Extracts from a graphics dataset:
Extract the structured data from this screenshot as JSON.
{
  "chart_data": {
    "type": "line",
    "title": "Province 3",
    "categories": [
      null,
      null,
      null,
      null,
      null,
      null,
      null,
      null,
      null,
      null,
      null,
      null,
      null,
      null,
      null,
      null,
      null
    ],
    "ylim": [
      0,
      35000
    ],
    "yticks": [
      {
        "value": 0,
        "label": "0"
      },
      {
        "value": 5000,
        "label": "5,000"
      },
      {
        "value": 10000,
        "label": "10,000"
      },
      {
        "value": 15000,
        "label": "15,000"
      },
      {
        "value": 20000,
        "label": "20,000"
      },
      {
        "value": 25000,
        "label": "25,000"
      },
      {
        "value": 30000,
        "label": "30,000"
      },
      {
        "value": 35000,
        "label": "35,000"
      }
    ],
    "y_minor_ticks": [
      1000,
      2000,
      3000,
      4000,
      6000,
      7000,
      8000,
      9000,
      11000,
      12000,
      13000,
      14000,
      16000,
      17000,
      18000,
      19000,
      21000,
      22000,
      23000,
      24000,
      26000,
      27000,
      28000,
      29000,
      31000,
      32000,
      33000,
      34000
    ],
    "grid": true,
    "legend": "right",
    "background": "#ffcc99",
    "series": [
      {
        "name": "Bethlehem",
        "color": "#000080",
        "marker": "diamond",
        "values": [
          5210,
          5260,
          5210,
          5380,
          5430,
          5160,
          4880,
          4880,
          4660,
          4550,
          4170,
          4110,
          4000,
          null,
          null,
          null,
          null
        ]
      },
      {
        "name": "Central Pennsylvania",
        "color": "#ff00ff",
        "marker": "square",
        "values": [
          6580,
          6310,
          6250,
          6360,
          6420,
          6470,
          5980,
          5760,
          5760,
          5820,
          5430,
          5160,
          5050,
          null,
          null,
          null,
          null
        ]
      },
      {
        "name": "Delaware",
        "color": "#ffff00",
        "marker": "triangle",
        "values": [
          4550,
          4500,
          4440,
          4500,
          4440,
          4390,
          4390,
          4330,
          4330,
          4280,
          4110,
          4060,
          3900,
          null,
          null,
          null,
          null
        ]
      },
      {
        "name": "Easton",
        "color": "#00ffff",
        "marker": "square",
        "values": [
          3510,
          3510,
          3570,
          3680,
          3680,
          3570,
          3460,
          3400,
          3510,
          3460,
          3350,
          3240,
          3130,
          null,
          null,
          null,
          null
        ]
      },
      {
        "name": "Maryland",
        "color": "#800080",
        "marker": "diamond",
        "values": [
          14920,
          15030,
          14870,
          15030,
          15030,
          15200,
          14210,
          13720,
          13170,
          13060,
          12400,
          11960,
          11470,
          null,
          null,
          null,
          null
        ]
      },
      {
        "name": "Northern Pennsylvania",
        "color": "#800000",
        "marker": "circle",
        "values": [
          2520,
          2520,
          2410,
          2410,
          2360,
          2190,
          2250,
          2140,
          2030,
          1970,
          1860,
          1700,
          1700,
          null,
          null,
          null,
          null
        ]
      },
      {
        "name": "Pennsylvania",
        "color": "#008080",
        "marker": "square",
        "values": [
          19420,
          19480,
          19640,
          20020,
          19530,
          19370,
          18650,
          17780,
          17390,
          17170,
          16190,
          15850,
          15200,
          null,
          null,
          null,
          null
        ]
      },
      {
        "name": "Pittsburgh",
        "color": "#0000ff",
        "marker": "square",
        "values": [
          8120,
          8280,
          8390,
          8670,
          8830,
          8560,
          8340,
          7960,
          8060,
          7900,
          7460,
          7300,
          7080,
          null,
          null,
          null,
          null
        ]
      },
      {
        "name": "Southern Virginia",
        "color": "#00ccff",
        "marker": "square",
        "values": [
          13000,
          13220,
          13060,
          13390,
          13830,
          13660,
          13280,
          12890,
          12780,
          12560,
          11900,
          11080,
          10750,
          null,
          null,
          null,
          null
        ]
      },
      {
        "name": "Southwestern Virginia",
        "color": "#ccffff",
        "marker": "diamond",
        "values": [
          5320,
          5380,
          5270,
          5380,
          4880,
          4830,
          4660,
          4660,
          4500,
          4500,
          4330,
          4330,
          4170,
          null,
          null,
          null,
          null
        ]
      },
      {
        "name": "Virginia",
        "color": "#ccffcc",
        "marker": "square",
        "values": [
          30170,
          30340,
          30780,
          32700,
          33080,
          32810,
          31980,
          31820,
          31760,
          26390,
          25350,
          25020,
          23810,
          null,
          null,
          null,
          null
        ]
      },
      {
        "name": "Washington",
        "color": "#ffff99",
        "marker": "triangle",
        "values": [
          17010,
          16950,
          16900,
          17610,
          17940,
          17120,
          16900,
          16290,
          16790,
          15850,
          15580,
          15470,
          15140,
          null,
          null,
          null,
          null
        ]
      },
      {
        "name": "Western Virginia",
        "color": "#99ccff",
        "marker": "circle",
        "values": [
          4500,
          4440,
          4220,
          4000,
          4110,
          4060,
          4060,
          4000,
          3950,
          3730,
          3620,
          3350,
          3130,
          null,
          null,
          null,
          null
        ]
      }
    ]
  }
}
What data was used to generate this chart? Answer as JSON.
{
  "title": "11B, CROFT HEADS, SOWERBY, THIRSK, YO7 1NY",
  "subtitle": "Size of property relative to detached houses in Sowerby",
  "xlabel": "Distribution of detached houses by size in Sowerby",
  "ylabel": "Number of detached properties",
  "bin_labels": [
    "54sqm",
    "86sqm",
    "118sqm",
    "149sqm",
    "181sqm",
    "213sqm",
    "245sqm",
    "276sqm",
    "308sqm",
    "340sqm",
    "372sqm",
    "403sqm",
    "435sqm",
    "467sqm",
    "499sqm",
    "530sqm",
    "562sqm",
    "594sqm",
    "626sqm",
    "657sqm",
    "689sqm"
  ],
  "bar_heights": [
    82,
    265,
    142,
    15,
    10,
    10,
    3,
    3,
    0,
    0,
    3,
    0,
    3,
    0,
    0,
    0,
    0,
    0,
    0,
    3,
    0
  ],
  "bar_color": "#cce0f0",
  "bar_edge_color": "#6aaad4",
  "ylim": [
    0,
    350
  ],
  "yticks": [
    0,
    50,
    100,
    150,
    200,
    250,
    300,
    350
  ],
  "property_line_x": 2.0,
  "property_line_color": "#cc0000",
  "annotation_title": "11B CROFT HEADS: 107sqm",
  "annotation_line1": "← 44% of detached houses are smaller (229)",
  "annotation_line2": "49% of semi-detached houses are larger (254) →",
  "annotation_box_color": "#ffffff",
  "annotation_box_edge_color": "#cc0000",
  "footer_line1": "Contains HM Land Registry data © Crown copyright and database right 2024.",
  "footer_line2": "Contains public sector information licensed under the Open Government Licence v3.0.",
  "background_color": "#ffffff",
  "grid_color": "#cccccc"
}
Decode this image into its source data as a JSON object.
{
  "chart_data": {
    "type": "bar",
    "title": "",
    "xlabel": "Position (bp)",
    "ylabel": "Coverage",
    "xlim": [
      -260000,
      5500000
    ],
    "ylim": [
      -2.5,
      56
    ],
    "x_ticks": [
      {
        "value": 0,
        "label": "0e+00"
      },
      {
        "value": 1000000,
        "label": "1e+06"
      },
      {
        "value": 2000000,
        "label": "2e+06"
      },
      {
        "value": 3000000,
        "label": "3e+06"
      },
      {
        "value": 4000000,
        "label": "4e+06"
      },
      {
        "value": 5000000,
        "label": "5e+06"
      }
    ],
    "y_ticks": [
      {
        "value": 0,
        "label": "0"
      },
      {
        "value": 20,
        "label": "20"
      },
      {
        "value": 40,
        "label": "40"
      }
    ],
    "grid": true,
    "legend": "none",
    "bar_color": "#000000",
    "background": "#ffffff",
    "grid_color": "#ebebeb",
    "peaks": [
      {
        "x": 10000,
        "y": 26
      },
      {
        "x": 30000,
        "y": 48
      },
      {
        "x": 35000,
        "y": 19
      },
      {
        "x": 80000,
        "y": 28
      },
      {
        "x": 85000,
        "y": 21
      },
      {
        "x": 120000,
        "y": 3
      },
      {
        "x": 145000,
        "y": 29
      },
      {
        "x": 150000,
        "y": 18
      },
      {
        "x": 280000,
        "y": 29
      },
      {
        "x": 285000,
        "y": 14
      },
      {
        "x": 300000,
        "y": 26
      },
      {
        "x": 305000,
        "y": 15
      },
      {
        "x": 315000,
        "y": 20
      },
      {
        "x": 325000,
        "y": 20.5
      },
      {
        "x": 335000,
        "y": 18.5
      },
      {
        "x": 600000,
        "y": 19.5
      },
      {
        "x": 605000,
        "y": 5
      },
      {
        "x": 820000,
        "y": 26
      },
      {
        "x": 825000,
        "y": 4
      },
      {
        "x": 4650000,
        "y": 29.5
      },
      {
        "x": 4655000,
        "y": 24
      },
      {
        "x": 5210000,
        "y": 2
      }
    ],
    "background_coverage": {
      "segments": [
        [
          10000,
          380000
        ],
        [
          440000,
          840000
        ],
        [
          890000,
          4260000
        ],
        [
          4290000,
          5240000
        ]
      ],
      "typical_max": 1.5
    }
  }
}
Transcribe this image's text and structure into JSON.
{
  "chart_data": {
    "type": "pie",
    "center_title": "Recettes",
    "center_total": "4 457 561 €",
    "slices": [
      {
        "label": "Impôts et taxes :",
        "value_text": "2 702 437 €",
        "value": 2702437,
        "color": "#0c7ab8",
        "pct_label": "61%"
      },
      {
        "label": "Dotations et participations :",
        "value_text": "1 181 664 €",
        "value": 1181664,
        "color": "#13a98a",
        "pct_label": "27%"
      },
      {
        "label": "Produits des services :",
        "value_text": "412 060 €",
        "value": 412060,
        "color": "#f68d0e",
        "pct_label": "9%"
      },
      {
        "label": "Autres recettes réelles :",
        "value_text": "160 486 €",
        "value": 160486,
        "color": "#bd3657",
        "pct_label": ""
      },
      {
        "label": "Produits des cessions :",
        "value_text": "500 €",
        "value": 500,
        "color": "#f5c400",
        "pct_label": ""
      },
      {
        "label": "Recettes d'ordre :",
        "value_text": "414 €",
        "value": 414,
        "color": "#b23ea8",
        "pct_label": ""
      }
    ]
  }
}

Task to carry out - Say how many lines contain "Virginia", and give nothing but that number.

Answer to the exercise - 4